------ Data records ------
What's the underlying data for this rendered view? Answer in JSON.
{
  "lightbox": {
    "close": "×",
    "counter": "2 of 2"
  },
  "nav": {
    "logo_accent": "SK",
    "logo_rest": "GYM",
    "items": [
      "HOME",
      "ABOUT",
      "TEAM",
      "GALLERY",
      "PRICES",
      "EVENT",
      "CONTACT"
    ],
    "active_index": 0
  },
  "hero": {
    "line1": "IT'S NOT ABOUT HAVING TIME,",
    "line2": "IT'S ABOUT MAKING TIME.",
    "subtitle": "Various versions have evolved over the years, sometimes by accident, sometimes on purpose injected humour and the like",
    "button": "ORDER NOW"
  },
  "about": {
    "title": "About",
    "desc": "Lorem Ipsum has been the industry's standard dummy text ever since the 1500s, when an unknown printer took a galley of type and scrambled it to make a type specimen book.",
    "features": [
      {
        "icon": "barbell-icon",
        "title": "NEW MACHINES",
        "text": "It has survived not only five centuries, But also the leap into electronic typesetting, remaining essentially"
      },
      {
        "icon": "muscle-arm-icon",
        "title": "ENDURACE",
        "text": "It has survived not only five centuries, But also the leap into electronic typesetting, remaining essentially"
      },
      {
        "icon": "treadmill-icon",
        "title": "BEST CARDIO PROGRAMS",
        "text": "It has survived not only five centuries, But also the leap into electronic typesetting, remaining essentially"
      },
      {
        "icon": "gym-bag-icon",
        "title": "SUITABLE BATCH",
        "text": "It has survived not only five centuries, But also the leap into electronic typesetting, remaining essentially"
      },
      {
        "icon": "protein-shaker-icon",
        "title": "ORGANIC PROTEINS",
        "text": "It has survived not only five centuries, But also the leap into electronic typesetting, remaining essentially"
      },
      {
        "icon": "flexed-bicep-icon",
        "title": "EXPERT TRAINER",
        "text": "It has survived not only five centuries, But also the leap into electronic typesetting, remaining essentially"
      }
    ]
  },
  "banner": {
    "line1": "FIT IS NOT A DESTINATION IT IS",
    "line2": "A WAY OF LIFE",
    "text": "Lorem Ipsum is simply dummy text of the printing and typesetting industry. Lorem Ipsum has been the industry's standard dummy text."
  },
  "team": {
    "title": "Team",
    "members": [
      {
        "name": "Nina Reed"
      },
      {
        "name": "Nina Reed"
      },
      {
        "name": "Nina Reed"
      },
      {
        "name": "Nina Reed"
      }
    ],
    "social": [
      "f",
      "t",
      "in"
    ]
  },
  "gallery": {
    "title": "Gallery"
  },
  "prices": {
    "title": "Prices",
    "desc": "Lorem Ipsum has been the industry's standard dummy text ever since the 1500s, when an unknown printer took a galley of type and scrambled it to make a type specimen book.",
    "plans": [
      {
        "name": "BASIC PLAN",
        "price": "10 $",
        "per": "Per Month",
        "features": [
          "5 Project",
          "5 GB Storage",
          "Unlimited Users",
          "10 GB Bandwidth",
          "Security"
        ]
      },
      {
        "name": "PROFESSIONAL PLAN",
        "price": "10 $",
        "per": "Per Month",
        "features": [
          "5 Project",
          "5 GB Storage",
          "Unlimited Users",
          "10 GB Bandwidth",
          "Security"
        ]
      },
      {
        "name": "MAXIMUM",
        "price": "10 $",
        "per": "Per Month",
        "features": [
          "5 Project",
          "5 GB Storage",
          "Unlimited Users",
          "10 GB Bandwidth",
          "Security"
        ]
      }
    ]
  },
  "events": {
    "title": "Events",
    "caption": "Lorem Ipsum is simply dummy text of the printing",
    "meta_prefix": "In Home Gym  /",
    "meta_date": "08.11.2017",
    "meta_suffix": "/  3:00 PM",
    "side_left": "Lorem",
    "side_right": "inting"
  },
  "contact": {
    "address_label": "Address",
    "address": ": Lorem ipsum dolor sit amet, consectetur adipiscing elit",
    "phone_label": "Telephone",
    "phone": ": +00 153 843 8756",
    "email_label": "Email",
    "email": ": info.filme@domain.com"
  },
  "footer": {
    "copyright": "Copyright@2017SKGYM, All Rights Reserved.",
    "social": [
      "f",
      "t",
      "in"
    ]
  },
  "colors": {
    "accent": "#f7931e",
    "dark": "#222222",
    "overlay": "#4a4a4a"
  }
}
------
Task to carry out
All records are to be restated exactly, from the first line to the last line.

Solution to this task
What's the underlying data for this rendered view? Answer in JSON.
{
  "lightbox": {
    "close": "×",
    "counter": "2 of 2"
  },
  "nav": {
    "logo_accent": "SK",
    "logo_rest": "GYM",
    "items": [
      "HOME",
      "ABOUT",
      "TEAM",
      "GALLERY",
      "PRICES",
      "EVENT",
      "CONTACT"
    ],
    "active_index": 0
  },
  "hero": {
    "line1": "IT'S NOT ABOUT HAVING TIME,",
    "line2": "IT'S ABOUT MAKING TIME.",
    "subtitle": "Various versions have evolved over the years, sometimes by accident, sometimes on purpose injected humour and the like",
    "button": "ORDER NOW"
  },
  "about": {
    "title": "About",
    "desc": "Lorem Ipsum has been the industry's standard dummy text ever since the 1500s, when an unknown printer took a galley of type and scrambled it to make a type specimen book.",
    "features": [
      {
        "icon": "barbell-icon",
        "title": "NEW MACHINES",
        "text": "It has survived not only five centuries, But also the leap into electronic typesetting, remaining essentially"
      },
      {
        "icon": "muscle-arm-icon",
        "title": "ENDURACE",
        "text": "It has survived not only five centuries, But also the leap into electronic typesetting, remaining essentially"
      },
      {
        "icon": "treadmill-icon",
        "title": "BEST CARDIO PROGRAMS",
        "text": "It has survived not only five centuries, But also the leap into electronic typesetting, remaining essentially"
      },
      {
        "icon": "gym-bag-icon",
        "title": "SUITABLE BATCH",
        "text": "It has survived not only five centuries, But also the leap into electronic typesetting, remaining essentially"
      },
      {
        "icon": "protein-shaker-icon",
        "title": "ORGANIC PROTEINS",
        "text": "It has survived not only five centuries, But also the leap into electronic typesetting, remaining essentially"
      },
      {
        "icon": "flexed-bicep-icon",
        "title": "EXPERT TRAINER",
        "text": "It has survived not only five centuries, But also the leap into electronic typesetting, remaining essentially"
      }
    ]
  },
  "banner": {
    "line1": "FIT IS NOT A DESTINATION IT IS",
    "line2": "A WAY OF LIFE",
    "text": "Lorem Ipsum is simply dummy text of the printing and typesetting industry. Lorem Ipsum has been the industry's standard dummy text."
  },
  "team": {
    "title": "Team",
    "members": [
      {
        "name": "Nina Reed"
      },
      {
        "name": "Nina Reed"
      },
      {
        "name": "Nina Reed"
      },
      {
        "name": "Nina Reed"
      }
    ],
    "social": [
      "f",
      "t",
      "in"
    ]
  },
  "gallery": {
    "title": "Gallery"
  },
  "prices": {
    "title": "Prices",
    "desc": "Lorem Ipsum has been the industry's standard dummy text ever since the 1500s, when an unknown printer took a galley of type and scrambled it to make a type specimen book.",
    "plans": [
      {
        "name": "BASIC PLAN",
        "price": "10 $",
        "per": "Per Month",
        "features": [
          "5 Project",
          "5 GB Storage",
          "Unlimited Users",
          "10 GB Bandwidth",
          "Security"
        ]
      },
      {
        "name": "PROFESSIONAL PLAN",
        "price": "10 $",
        "per": "Per Month",
        "features": [
          "5 Project",
          "5 GB Storage",
          "Unlimited Users",
          "10 GB Bandwidth",
          "Security"
        ]
      },
      {
        "name": "MAXIMUM",
        "price": "10 $",
        "per": "Per Month",
        "features": [
          "5 Project",
          "5 GB Storage",
          "Unlimited Users",
          "10 GB Bandwidth",
          "Security"
        ]
      }
    ]
  },
  "events": {
    "title": "Events",
    "caption": "Lorem Ipsum is simply dummy text of the printing",
    "meta_prefix": "In Home Gym  /",
    "meta_date": "08.11.2017",
    "meta_suffix": "/  3:00 PM",
    "side_left": "Lorem",
    "side_right": "inting"
  },
  "contact": {
    "address_label": "Address",
    "address": ": Lorem ipsum dolor sit amet, consectetur adipiscing elit",
    "phone_label": "Telephone",
    "phone": ": +00 153 843 8756",
    "email_label": "Email",
    "email": ": info.filme@domain.com"
  },
  "footer": {
    "copyright": "Copyright@2017SKGYM, All Rights Reserved.",
    "social": [
      "f",
      "t",
      "in"
    ]
  },
  "colors": {
    "accent": "#f7931e",
    "dark": "#222222",
    "overlay": "#4a4a4a"
  }
}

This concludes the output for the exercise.